* _Task to carry out_
Locate the line containing "Give me a plain-text" in the entries below, then retype it and every later line exactly, leaving out pictures.

──────────────────────────────

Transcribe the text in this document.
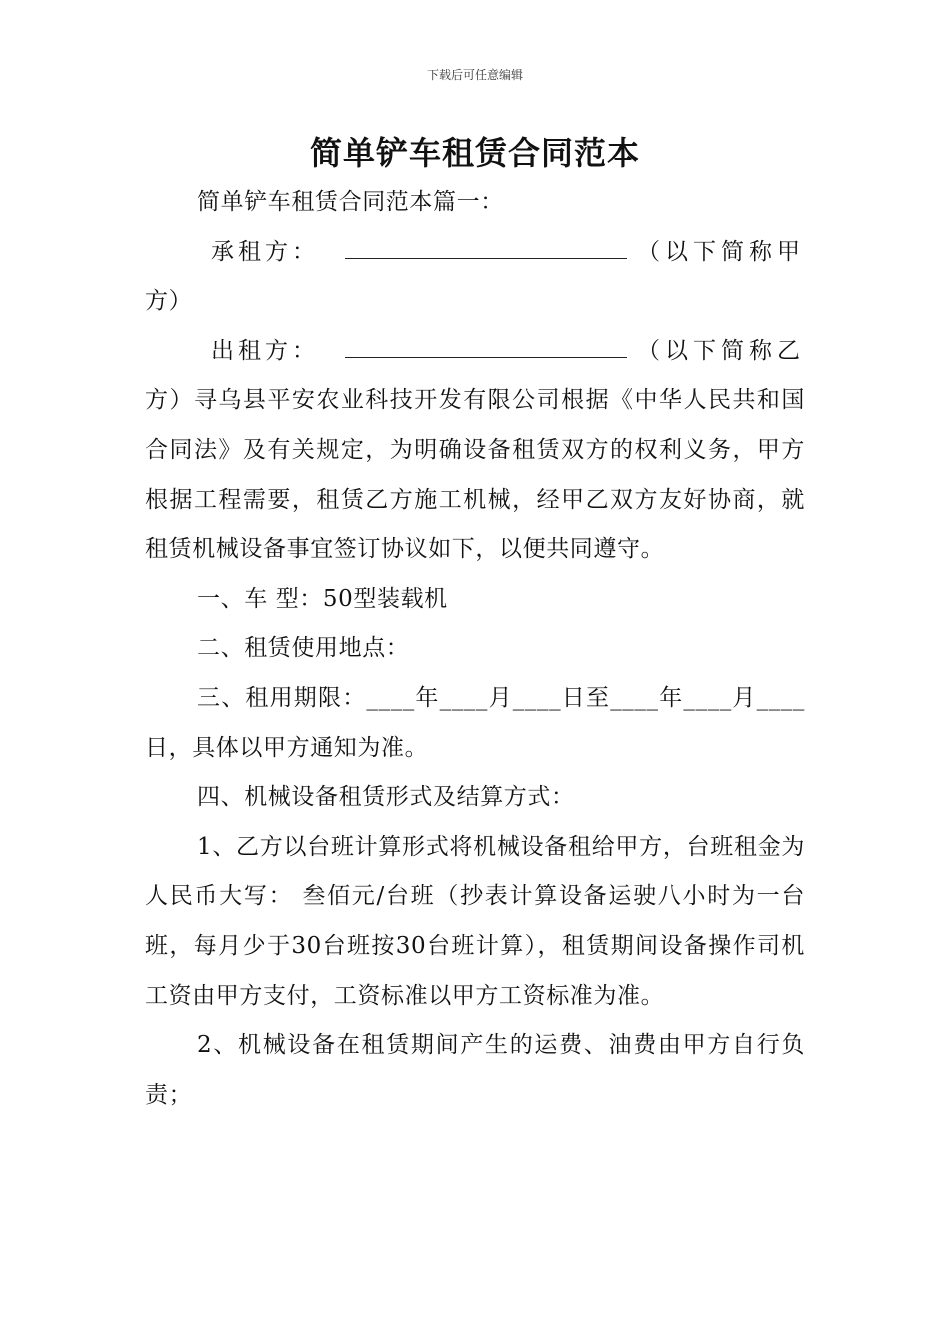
下载后可任意编辑
简单铲车租赁合同范本

简单铲车租赁合同范本篇一：

承租方：	（以下简称甲

方）

出租方：	（以下简称乙

方）寻乌县平安农业科技开发有限公司根据《中华人民共和国合同法》及有关规定，为明确设备租赁双方的权利义务，甲方根据工程需要，租赁乙方施工机械，经甲乙双方友好协商，就租赁机械设备事宜签订协议如下，以便共同遵守。

一、车 型：50型装载机

二、租赁使用地点：

三、租用期限：____年____月____日至____年____月____日，具体以甲方通知为准。

四、机械设备租赁形式及结算方式：

1、乙方以台班计算形式将机械设备租给甲方，台班租金为人民币大写： 叁佰元/台班（抄表计算设备运驶八小时为一台班，每月少于30台班按30台班计算），租赁期间设备操作司机工资由甲方支付，工资标准以甲方工资标准为准。

2、机械设备在租赁期间产生的运费、油费由甲方自行负责；
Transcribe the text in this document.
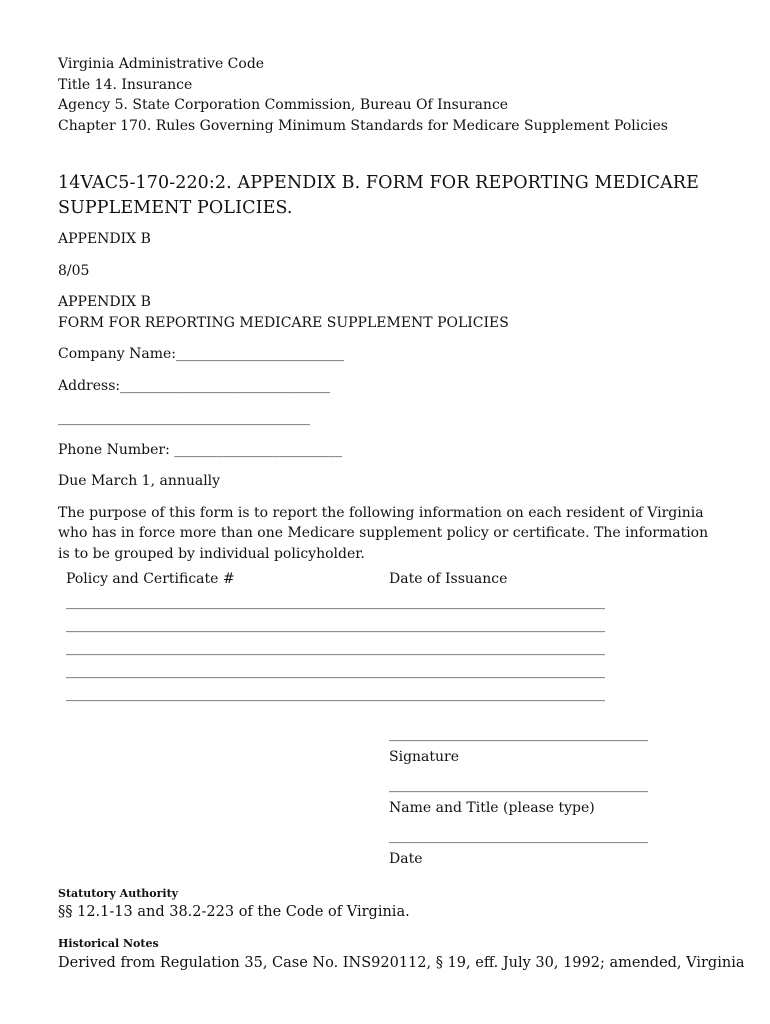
Virginia Administrative Code
Title 14. Insurance
Agency 5. State Corporation Commission, Bureau Of Insurance
Chapter 170. Rules Governing Minimum Standards for Medicare Supplement Policies
14VAC5-170-220:2. APPENDIX B. FORM FOR REPORTING MEDICARE SUPPLEMENT POLICIES.
APPENDIX B
8/05
APPENDIX B
FORM FOR REPORTING MEDICARE SUPPLEMENT POLICIES
Company Name:________________________
Address:______________________________
____________________________________
Phone Number: ________________________
Due March 1, annually
The purpose of this form is to report the following information on each resident of Virginia who has in force more than one Medicare supplement policy or certificate. The information is to be grouped by individual policyholder.
Policy and Certificate #	Date of Issuance
_____________________________________________________________________________
_____________________________________________________________________________
_____________________________________________________________________________
_____________________________________________________________________________
_____________________________________________________________________________
_____________________________________
Signature
_____________________________________
Name and Title (please type)
_____________________________________
Date
Statutory Authority
§§ 12.1-13 and 38.2-223 of the Code of Virginia.
Historical Notes
Derived from Regulation 35, Case No. INS920112, § 19, eff. July 30, 1992; amended, Virginia
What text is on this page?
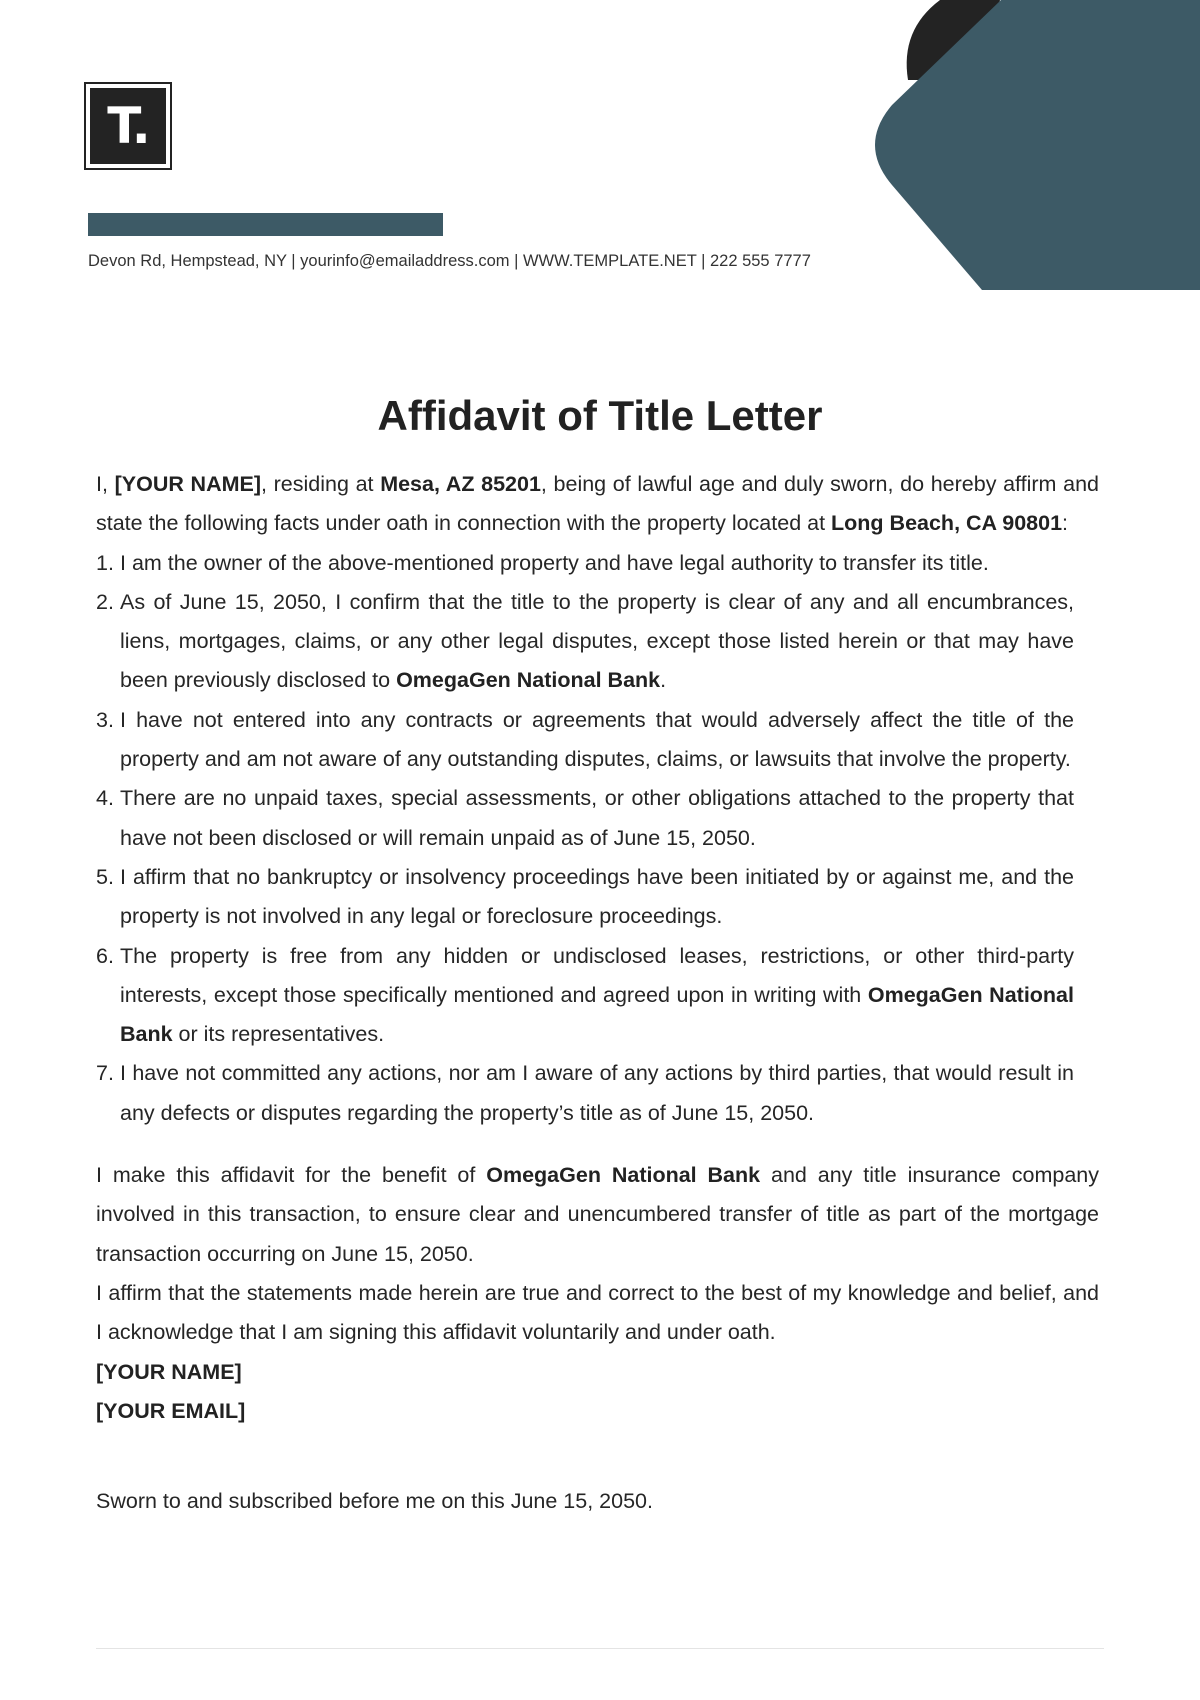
T.
Devon Rd, Hempstead, NY | yourinfo@emailaddress.com | WWW.TEMPLATE.NET | 222 555 7777
Affidavit of Title Letter

I, [YOUR NAME], residing at Mesa, AZ 85201, being of lawful age and duly sworn, do hereby affirm and state the following facts under oath in connection with the property located at Long Beach, CA 90801:

1. I am the owner of the above-mentioned property and have legal authority to transfer its title.
2. As of June 15, 2050, I confirm that the title to the property is clear of any and all encumbrances, liens, mortgages, claims, or any other legal disputes, except those listed herein or that may have been previously disclosed to OmegaGen National Bank.
3. I have not entered into any contracts or agreements that would adversely affect the title of the property and am not aware of any outstanding disputes, claims, or lawsuits that involve the property.
4. There are no unpaid taxes, special assessments, or other obligations attached to the property that have not been disclosed or will remain unpaid as of June 15, 2050.
5. I affirm that no bankruptcy or insolvency proceedings have been initiated by or against me, and the property is not involved in any legal or foreclosure proceedings.
6. The property is free from any hidden or undisclosed leases, restrictions, or other third-party interests, except those specifically mentioned and agreed upon in writing with OmegaGen National Bank or its representatives.
7. I have not committed any actions, nor am I aware of any actions by third parties, that would result in any defects or disputes regarding the property’s title as of June 15, 2050.

I make this affidavit for the benefit of OmegaGen National Bank and any title insurance company involved in this transaction, to ensure clear and unencumbered transfer of title as part of the mortgage transaction occurring on June 15, 2050.

I affirm that the statements made herein are true and correct to the best of my knowledge and belief, and I acknowledge that I am signing this affidavit voluntarily and under oath.

[YOUR NAME]

[YOUR EMAIL]

Sworn to and subscribed before me on this June 15, 2050.
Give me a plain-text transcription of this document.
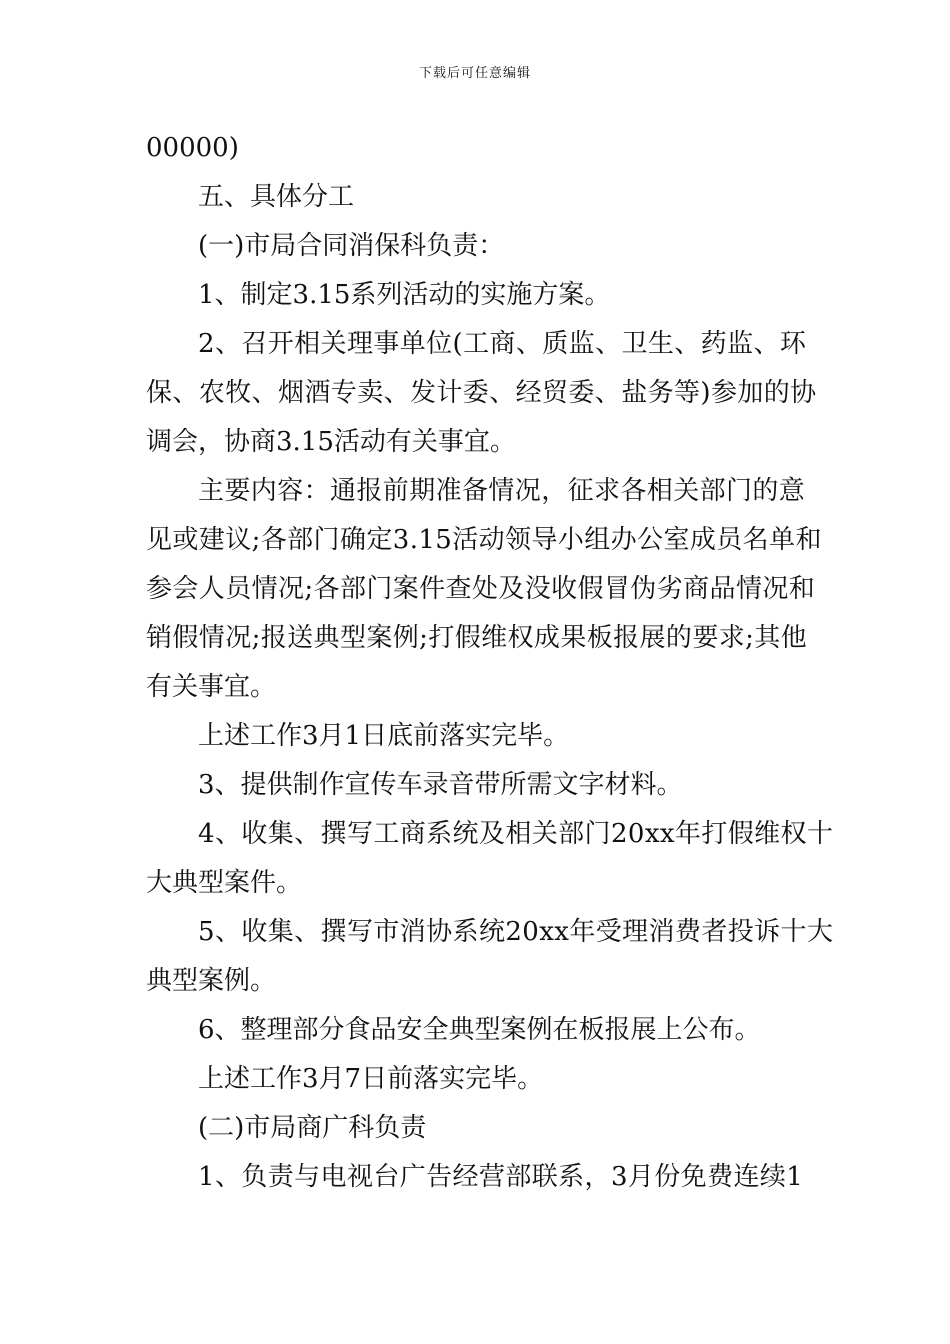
下载后可任意编辑
00000)
五、具体分工
(一)市局合同消保科负责：
1、制定3.15系列活动的实施方案。
2、召开相关理事单位(工商、质监、卫生、药监、环
保、农牧、烟酒专卖、发计委、经贸委、盐务等)参加的协
调会，协商3.15活动有关事宜。
主要内容：通报前期准备情况，征求各相关部门的意
见或建议;各部门确定3.15活动领导小组办公室成员名单和
参会人员情况;各部门案件查处及没收假冒伪劣商品情况和
销假情况;报送典型案例;打假维权成果板报展的要求;其他
有关事宜。
上述工作3月1日底前落实完毕。
3、提供制作宣传车录音带所需文字材料。
4、收集、撰写工商系统及相关部门20xx年打假维权十
大典型案件。
5、收集、撰写市消协系统20xx年受理消费者投诉十大
典型案例。
6、整理部分食品安全典型案例在板报展上公布。
上述工作3月7日前落实完毕。
(二)市局商广科负责
1、负责与电视台广告经营部联系，3月份免费连续1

──────────────────────────────

* _Problem solution_
Give me a plain-text transcription of this document.
下载后可任意编辑
00000)
五、具体分工
(一)市局合同消保科负责：
1、制定3.15系列活动的实施方案。
2、召开相关理事单位(工商、质监、卫生、药监、环
保、农牧、烟酒专卖、发计委、经贸委、盐务等)参加的协
调会，协商3.15活动有关事宜。
主要内容：通报前期准备情况，征求各相关部门的意
见或建议;各部门确定3.15活动领导小组办公室成员名单和
参会人员情况;各部门案件查处及没收假冒伪劣商品情况和
销假情况;报送典型案例;打假维权成果板报展的要求;其他
有关事宜。
上述工作3月1日底前落实完毕。
3、提供制作宣传车录音带所需文字材料。
4、收集、撰写工商系统及相关部门20xx年打假维权十
大典型案件。
5、收集、撰写市消协系统20xx年受理消费者投诉十大
典型案例。
6、整理部分食品安全典型案例在板报展上公布。
上述工作3月7日前落实完毕。
(二)市局商广科负责
1、负责与电视台广告经营部联系，3月份免费连续1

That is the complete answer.